**The exercise**
Locate each line containing the string "alia" and copy it out.

**Input**
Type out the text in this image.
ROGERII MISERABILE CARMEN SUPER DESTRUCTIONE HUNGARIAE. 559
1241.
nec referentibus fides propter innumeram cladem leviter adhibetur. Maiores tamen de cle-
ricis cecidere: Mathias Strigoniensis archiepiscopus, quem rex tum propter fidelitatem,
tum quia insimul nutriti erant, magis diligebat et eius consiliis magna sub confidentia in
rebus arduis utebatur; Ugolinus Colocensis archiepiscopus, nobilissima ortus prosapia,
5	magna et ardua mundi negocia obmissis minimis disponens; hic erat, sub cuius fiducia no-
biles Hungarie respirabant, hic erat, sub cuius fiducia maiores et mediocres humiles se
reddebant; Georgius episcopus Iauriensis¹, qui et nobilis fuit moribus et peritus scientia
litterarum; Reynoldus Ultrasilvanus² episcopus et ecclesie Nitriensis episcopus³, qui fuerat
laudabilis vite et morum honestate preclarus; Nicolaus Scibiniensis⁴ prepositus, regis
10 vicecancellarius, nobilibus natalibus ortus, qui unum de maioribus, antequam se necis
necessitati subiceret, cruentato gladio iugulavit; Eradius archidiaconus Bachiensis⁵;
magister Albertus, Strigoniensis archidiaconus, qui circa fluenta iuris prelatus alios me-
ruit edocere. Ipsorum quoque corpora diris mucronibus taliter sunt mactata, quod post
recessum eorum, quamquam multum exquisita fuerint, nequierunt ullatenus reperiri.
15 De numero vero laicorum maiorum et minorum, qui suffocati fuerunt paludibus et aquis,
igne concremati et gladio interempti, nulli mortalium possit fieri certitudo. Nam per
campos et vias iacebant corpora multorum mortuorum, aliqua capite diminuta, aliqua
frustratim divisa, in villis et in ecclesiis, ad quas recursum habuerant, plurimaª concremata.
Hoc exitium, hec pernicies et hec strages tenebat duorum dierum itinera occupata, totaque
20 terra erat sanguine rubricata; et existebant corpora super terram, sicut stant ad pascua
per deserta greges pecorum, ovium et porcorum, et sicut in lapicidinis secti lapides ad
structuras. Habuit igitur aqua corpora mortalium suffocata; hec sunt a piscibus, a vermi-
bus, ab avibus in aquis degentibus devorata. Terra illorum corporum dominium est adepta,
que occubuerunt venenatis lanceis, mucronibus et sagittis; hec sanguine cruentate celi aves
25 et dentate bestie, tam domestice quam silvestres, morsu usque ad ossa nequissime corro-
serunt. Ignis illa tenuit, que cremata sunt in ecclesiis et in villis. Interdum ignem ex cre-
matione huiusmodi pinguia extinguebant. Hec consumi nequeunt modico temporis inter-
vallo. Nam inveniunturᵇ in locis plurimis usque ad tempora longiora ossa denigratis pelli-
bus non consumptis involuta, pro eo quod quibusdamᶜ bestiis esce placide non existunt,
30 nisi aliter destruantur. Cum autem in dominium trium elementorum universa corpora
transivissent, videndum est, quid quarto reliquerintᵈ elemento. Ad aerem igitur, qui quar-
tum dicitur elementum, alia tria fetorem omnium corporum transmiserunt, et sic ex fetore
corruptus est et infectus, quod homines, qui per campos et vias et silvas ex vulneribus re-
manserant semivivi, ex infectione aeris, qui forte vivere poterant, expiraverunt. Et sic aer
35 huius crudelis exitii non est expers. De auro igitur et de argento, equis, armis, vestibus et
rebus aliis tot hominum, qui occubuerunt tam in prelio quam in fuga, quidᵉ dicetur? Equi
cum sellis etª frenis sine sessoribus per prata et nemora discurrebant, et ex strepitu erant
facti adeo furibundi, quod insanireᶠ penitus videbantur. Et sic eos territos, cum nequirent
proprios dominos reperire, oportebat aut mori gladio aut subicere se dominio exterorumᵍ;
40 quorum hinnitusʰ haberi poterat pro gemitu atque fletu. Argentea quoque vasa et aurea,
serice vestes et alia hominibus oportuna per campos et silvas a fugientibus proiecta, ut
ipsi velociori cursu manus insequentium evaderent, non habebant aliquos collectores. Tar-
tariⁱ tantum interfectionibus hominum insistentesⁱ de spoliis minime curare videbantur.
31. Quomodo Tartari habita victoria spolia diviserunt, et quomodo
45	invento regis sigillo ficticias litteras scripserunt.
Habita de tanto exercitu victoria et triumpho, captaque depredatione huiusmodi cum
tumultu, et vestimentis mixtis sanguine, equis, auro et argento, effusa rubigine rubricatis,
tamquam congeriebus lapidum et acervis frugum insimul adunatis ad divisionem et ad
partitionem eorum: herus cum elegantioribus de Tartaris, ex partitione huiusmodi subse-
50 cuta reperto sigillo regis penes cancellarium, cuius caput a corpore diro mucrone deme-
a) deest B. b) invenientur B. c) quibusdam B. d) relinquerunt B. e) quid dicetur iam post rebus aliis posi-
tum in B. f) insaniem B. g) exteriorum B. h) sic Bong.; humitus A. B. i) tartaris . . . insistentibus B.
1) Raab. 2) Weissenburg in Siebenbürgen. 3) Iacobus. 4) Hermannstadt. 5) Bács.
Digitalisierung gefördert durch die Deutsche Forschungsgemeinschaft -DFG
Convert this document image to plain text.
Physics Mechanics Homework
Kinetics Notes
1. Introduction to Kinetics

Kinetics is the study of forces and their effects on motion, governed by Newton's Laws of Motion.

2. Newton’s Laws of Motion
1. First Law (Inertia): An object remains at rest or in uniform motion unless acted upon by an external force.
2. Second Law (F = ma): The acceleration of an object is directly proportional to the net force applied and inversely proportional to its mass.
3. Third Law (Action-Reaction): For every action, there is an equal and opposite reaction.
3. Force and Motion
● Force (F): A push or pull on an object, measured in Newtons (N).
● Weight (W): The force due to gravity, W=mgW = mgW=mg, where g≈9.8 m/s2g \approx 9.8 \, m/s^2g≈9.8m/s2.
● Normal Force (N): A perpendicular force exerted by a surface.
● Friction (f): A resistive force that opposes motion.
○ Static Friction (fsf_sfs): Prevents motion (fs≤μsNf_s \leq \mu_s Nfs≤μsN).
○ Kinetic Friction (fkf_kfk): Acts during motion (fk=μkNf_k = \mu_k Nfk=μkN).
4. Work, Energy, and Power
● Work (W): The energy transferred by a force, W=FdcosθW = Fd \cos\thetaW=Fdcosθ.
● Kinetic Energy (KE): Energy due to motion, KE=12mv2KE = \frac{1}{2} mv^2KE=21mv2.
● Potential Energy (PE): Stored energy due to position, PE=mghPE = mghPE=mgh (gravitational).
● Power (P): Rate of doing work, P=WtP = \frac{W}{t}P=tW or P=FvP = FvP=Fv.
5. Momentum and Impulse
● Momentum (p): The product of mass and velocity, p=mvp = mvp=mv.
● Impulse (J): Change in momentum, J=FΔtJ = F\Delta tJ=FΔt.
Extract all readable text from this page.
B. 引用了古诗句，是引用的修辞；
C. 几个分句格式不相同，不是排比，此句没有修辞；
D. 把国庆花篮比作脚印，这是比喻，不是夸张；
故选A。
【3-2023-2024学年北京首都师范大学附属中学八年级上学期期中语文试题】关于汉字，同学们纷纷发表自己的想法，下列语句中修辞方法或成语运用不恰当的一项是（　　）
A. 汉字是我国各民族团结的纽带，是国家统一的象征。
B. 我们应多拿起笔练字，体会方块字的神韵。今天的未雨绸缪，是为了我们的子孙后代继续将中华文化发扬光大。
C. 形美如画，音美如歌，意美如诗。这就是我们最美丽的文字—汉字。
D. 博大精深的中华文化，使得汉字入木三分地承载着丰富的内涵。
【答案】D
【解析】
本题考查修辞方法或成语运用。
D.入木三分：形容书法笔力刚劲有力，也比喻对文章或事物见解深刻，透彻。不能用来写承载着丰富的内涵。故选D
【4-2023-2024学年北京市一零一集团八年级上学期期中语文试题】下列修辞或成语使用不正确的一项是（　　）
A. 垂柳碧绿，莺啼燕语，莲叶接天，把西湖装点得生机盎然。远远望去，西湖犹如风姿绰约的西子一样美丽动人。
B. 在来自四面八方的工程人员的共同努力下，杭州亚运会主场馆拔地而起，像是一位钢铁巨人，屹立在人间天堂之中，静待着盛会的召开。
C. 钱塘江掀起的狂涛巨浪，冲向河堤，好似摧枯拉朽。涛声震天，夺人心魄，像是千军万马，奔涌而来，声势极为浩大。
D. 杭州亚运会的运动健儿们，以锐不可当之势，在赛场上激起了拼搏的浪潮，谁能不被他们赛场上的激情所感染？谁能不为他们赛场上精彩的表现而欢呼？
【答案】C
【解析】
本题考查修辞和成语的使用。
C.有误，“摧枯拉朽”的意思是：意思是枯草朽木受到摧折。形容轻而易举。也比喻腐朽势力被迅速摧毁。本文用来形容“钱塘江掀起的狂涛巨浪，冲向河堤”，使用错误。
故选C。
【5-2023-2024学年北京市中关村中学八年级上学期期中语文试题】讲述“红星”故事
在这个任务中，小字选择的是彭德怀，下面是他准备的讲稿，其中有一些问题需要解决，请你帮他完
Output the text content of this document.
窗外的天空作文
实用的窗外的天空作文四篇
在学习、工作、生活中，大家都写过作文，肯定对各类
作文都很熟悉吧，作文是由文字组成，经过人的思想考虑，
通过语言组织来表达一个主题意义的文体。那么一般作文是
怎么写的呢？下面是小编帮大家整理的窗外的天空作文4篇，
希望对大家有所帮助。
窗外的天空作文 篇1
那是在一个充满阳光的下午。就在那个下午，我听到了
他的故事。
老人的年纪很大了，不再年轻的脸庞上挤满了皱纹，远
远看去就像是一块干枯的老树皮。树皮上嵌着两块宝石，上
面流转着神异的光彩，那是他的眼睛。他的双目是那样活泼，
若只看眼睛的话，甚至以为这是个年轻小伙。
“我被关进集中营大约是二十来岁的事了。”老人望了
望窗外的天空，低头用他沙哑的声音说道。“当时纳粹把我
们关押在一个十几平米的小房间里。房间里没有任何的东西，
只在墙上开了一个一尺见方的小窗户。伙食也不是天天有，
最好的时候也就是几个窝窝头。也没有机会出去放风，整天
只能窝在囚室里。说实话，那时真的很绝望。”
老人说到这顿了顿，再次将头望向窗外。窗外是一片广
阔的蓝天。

**The solution**
tum dicitur elementum, alia tria fetorem omnium corporum transmiserunt, et sic ex fetore
serice vestes et alia hominibus oportuna per campos et silvas a fugientibus proiecta, ut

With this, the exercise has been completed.